* _EXERCISE DESCRIPTION_: Every line that holds "全ティック" should be shown.

── EXERCISE INPUTS

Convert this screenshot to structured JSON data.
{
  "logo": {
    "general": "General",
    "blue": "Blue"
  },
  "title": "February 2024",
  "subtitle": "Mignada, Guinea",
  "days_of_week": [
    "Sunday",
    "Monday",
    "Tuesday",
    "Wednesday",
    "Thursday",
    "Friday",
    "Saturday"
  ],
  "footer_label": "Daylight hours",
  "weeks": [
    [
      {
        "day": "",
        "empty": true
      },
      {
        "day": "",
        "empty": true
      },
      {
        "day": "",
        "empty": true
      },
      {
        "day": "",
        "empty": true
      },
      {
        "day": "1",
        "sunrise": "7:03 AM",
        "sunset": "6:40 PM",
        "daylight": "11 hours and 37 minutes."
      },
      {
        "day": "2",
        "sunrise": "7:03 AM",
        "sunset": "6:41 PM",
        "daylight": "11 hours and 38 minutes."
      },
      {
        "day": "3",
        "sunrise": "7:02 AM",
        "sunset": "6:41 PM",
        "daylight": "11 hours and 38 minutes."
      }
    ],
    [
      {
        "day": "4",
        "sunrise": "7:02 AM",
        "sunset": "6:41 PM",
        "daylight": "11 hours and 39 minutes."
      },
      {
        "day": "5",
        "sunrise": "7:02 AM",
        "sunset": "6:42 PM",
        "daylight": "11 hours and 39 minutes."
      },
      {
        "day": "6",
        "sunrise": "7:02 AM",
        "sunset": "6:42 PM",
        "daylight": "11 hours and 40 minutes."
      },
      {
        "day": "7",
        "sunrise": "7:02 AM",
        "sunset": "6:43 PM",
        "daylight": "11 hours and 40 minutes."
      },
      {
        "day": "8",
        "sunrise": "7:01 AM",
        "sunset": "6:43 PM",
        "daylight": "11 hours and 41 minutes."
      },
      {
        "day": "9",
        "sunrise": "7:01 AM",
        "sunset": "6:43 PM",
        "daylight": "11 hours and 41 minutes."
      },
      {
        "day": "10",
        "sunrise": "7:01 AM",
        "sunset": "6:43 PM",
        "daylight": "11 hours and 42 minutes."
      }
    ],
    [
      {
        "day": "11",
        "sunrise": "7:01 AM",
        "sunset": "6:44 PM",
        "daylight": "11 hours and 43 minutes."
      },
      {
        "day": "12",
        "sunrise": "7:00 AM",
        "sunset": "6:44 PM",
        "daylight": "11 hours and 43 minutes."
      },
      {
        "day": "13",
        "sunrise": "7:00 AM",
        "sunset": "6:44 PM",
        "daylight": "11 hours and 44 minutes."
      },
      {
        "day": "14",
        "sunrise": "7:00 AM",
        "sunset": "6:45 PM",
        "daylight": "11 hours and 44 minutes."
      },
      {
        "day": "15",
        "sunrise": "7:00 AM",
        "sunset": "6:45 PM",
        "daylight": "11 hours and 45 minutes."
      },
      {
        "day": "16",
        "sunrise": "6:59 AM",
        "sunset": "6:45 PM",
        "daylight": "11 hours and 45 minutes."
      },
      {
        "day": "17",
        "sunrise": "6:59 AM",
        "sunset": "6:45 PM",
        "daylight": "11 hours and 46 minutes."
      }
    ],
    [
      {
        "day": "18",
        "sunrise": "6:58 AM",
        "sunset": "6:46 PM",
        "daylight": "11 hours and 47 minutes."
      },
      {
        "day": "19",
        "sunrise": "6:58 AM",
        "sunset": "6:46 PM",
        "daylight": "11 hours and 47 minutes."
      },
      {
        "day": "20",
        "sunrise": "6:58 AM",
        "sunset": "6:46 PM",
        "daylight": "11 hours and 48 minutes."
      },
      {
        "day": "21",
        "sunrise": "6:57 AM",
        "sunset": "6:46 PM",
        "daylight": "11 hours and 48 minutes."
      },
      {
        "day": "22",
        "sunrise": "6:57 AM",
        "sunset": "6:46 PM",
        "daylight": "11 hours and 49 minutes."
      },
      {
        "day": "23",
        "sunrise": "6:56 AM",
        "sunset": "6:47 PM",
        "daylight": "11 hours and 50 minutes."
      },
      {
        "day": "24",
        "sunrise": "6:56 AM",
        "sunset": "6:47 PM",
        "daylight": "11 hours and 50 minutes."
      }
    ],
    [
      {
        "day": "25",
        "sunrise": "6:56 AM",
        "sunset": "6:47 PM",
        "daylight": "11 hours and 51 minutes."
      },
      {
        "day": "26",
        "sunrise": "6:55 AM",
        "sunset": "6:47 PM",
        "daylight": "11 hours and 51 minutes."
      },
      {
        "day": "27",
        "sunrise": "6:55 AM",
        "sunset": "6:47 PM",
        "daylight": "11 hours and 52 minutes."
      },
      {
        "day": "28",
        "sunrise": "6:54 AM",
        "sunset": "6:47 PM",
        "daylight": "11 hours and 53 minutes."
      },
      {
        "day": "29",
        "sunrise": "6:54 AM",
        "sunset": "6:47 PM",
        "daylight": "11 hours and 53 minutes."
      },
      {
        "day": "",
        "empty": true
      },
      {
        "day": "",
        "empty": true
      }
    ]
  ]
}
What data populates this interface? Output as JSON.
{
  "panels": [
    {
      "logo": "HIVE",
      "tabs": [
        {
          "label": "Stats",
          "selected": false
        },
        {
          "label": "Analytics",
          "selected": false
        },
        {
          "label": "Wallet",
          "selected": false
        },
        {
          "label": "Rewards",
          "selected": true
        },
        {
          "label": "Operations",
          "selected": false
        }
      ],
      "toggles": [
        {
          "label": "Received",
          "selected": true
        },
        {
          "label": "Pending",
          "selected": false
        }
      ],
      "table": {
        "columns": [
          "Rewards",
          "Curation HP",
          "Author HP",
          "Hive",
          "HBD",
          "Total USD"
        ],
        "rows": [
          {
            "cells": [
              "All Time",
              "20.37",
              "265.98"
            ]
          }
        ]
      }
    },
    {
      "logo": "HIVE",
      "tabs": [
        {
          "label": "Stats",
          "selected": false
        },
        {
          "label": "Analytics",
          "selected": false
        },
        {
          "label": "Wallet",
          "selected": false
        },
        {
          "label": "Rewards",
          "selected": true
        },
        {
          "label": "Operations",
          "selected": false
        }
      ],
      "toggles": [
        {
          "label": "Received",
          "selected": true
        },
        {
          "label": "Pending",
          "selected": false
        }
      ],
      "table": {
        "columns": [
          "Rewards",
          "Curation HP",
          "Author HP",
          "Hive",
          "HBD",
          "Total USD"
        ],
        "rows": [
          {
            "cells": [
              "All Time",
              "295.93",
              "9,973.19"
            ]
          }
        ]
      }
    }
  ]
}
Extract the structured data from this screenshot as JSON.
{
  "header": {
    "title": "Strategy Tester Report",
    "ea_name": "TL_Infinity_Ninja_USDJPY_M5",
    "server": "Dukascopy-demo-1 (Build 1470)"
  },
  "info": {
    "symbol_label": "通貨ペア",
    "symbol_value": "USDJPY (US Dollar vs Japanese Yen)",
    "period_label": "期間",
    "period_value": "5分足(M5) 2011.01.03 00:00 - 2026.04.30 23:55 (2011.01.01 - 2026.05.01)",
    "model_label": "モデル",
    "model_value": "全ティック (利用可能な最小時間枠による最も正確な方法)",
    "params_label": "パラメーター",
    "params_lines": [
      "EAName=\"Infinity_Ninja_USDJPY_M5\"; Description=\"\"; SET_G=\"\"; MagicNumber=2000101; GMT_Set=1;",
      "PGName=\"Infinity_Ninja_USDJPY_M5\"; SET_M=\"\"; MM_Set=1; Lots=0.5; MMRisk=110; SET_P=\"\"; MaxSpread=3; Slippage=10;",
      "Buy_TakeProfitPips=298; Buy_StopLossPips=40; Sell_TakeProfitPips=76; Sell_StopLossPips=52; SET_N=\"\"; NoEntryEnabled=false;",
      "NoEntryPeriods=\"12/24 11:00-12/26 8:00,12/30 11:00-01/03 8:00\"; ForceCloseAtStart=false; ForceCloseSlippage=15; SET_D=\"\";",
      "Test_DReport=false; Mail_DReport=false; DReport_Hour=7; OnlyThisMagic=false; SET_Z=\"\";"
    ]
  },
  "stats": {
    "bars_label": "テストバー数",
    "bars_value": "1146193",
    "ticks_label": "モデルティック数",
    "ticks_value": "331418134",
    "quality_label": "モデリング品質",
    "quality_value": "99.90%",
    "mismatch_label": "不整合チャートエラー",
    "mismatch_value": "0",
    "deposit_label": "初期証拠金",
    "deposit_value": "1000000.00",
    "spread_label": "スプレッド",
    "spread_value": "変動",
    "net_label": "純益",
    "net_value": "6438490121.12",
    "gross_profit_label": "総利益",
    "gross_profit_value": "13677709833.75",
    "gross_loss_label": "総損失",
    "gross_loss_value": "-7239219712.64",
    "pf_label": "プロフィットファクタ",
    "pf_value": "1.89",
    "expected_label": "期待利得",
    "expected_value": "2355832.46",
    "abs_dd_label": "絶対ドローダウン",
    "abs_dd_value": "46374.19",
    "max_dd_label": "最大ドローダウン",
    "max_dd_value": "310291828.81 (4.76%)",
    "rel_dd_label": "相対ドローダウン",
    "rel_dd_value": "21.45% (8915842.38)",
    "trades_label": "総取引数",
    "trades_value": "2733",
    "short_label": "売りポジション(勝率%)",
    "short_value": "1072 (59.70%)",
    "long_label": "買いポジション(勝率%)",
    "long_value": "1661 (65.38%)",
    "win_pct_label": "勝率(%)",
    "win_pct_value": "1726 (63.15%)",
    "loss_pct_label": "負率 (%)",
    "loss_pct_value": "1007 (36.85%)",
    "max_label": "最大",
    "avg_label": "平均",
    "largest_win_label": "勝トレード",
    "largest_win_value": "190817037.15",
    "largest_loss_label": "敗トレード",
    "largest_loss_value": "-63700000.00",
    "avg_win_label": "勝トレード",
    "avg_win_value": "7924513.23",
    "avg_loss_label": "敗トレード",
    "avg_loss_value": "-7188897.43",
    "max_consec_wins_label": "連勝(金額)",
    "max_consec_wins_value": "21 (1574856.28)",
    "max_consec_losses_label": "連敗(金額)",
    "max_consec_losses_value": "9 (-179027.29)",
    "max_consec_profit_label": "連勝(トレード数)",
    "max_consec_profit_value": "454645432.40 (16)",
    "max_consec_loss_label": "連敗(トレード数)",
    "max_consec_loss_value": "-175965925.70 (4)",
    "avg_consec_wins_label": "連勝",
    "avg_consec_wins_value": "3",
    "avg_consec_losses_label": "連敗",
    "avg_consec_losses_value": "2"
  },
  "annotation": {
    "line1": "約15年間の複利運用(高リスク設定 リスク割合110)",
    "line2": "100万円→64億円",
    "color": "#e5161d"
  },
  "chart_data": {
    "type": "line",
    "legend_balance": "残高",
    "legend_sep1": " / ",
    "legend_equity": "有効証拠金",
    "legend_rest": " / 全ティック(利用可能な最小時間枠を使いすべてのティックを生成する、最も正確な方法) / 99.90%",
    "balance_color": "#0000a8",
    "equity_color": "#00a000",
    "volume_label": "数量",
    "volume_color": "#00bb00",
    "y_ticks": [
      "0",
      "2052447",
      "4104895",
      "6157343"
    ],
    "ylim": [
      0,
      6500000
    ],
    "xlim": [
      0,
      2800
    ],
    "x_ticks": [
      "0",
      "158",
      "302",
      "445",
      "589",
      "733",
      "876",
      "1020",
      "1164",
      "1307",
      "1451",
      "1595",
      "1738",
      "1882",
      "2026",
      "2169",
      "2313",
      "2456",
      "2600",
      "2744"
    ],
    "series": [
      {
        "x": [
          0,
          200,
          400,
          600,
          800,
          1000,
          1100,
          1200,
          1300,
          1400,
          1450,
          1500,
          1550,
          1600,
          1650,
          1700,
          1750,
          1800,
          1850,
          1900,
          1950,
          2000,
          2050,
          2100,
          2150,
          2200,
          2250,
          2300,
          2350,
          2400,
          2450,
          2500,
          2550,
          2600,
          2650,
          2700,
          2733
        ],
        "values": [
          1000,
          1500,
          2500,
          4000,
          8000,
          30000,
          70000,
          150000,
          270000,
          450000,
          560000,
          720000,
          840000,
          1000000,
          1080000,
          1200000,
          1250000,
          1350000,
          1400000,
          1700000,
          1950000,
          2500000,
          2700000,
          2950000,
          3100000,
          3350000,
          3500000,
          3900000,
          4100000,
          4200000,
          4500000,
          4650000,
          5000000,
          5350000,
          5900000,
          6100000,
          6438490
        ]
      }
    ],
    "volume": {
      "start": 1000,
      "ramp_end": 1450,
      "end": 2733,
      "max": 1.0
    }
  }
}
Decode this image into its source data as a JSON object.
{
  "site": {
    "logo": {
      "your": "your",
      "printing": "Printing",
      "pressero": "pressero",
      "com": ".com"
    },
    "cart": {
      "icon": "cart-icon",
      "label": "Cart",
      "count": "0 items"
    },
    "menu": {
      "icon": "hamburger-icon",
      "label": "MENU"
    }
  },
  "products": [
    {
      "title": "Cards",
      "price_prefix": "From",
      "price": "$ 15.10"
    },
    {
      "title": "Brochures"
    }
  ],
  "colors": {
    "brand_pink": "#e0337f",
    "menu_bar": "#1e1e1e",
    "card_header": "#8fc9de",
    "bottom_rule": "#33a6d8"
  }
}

────

* _RESPONSE TO THE TASK_:
    "model_value": "全ティック (利用可能な最小時間枠による最も正確な方法)",
    "legend_rest": " / 全ティック(利用可能な最小時間枠を使いすべてのティックを生成する、最も正確な方法) / 99.90%",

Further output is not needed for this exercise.